## Document:

begin

More of the country’s biggest tech companies are actively procuring renewable energy and disclosing energy consumption and emissions data, Greenpeace said in a report published Wednesday. Still, only two of 22 surveyed companies reported getting more than 3% of their power from carbon-free sources such as wind and solar.

Greenpeace blasted Alibaba Group Holding Ltd., China’s biggest tech company, and GDS Holdings Ltd., its largest independent data center operator, for not releasing emissions data or committing to more renewable energy use or a carbon neutrality target. Meanwhile data center operator ChinData Group Holdings Ltd. was lauded for procuring renewable energy for 51% of its power needs, signing contracts to develop 1.3 gigawatts of new wind and solar projects and committing to be carbon neutral by 2030.

More of China’s tech giants should be buying renewable power, especially in light of the country’s plans to reach net-zero emissions by 2060, Greenpeace researchers said in the report. China is home to almost a quarter of the world’s data centers, and they consume more power combined than all of Malaysia. In 2018, nearly three-quarters of that power came from coal, according to Greenpeace.

end

Spatial annotation entries:

begin

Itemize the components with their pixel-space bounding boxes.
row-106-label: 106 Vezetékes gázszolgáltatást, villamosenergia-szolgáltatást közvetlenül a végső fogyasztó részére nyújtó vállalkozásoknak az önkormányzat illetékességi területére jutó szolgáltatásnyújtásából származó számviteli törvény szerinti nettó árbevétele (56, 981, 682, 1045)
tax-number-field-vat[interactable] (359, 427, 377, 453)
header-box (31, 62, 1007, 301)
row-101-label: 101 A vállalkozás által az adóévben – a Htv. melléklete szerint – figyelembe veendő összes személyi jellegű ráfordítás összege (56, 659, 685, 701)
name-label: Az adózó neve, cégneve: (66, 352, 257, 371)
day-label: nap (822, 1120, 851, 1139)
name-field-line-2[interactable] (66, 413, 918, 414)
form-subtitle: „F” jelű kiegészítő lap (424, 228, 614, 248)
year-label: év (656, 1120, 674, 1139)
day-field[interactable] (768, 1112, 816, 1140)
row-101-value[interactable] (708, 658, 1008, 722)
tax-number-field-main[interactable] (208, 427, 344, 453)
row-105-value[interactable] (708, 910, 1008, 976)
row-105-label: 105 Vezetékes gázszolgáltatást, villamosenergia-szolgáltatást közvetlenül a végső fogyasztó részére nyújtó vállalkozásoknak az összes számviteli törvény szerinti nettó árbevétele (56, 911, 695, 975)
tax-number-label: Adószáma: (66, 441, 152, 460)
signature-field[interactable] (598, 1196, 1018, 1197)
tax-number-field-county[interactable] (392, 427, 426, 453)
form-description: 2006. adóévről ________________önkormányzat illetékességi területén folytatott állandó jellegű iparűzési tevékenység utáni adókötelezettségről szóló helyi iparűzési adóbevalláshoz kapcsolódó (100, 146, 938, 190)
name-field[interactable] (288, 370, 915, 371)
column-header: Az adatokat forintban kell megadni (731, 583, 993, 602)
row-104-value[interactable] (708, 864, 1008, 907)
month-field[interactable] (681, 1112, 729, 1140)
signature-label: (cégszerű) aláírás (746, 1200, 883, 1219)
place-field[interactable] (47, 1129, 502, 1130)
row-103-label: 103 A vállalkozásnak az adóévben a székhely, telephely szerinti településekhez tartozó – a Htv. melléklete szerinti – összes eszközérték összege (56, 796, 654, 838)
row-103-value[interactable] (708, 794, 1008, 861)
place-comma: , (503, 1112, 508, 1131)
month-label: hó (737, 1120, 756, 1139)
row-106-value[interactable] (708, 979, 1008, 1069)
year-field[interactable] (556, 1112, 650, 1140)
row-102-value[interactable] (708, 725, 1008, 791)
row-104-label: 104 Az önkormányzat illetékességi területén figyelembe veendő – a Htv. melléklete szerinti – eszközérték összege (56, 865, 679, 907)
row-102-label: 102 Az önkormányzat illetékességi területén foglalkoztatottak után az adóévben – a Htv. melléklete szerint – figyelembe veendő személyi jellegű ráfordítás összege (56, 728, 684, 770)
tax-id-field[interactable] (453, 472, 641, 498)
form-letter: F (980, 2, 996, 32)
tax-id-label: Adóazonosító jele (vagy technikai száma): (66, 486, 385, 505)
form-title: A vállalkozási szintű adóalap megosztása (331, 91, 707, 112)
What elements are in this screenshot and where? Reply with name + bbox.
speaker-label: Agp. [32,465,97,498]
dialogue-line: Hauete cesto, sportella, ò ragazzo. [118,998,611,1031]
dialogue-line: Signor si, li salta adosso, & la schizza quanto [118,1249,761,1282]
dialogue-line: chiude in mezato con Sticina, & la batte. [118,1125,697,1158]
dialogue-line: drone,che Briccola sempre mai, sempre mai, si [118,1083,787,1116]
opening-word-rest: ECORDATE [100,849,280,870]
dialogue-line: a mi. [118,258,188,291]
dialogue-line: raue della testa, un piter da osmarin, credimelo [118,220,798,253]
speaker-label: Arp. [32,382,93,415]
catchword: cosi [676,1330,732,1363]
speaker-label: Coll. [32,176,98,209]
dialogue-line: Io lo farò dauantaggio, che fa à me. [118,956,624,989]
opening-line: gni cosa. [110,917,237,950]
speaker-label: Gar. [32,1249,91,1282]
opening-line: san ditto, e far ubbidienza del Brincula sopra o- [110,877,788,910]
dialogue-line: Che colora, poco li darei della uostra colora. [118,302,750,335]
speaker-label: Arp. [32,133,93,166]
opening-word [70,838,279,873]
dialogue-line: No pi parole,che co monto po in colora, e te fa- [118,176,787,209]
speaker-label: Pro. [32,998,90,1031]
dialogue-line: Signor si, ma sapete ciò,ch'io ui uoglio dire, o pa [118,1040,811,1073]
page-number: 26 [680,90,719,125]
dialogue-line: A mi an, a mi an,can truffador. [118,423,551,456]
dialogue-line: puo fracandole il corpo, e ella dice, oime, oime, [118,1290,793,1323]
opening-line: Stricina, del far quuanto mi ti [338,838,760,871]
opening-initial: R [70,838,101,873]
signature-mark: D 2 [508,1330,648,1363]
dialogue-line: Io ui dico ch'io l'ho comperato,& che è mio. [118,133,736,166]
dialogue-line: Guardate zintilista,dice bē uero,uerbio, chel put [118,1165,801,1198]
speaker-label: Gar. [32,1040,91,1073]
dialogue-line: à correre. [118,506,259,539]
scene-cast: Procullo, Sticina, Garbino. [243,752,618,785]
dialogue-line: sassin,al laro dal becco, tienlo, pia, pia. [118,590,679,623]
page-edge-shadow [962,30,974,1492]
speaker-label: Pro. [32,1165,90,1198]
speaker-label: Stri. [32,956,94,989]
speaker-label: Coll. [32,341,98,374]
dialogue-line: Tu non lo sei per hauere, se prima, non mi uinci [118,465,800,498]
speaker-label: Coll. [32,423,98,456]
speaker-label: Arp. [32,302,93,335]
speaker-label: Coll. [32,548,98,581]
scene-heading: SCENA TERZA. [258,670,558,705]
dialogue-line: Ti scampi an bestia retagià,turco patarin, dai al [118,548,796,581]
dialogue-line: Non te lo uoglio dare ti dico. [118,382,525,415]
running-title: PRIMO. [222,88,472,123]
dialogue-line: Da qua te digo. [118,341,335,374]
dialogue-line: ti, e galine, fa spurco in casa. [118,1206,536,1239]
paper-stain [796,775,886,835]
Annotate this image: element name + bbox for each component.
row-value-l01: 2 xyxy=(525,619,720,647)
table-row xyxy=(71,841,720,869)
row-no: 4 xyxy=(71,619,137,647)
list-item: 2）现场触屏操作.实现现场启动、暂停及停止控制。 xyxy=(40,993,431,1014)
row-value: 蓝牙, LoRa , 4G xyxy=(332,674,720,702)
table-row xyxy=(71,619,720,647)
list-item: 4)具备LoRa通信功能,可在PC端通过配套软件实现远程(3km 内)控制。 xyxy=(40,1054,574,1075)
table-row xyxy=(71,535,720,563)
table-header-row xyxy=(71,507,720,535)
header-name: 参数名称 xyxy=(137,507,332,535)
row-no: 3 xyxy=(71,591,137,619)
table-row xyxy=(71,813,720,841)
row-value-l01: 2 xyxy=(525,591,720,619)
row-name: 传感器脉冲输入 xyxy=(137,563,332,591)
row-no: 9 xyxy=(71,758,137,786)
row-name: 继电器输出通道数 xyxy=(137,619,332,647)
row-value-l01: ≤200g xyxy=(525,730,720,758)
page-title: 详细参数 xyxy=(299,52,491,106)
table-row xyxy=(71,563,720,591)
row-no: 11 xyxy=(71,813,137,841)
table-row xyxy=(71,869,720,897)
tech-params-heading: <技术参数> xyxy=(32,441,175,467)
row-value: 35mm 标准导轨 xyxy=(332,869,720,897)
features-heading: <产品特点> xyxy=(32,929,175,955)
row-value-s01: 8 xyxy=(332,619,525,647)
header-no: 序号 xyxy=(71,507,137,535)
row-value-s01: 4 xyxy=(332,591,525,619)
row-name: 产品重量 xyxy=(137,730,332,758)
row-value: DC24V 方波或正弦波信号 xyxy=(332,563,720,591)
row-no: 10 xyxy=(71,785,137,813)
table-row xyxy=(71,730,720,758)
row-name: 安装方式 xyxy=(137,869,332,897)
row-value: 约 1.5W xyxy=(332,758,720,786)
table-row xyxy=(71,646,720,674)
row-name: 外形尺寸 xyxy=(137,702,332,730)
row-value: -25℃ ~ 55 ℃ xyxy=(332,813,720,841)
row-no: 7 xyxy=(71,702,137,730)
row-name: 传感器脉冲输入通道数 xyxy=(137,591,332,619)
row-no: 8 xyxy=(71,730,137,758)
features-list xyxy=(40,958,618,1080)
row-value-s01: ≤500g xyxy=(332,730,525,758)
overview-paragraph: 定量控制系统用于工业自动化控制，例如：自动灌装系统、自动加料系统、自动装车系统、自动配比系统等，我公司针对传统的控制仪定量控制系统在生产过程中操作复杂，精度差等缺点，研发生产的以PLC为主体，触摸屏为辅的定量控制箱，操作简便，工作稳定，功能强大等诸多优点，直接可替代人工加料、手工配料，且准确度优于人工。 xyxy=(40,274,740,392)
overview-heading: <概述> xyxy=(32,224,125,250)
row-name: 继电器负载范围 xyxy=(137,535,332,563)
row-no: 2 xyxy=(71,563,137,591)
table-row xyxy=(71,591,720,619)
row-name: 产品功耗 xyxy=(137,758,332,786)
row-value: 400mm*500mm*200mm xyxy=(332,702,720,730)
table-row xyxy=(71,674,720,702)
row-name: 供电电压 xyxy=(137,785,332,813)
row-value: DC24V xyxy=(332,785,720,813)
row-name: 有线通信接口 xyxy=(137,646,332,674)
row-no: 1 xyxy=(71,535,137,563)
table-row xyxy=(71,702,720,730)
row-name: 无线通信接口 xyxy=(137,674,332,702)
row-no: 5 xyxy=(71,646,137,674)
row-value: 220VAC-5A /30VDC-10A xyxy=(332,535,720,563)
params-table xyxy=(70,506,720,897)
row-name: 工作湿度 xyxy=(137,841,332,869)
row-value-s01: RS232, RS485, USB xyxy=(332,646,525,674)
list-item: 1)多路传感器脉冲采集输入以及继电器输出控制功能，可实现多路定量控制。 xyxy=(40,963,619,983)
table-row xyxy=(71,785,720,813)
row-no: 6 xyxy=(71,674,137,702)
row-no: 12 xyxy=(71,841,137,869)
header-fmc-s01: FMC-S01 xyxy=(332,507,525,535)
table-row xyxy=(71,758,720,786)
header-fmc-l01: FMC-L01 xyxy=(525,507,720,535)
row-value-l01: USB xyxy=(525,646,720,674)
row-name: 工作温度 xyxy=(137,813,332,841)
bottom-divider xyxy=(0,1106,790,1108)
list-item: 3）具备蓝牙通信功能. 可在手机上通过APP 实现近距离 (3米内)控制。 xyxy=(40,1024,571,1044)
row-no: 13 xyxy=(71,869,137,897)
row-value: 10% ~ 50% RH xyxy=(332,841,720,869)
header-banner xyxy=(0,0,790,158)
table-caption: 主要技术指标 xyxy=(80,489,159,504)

end

## Written exercise:
Continue the text on Chinese tech companies and renewable energy, starting after its last sentence.

## Task result:
A spokesperson for Alibaba’s cloud operations said energy efficiency is at its core, and that the company has been committed to developing green data centers since 2015.

“It is our ongoing mission to embed eco-friendliness into our technologies,” the company said in a statement.

Thirteen of the 22 companies have begun actively spending on renewable energy as of this month, up from eight in 2019, Greenpeace said. Meanwhile half the companies are disclosing electricity consumption and emissions data, compared with about 20% in 2019.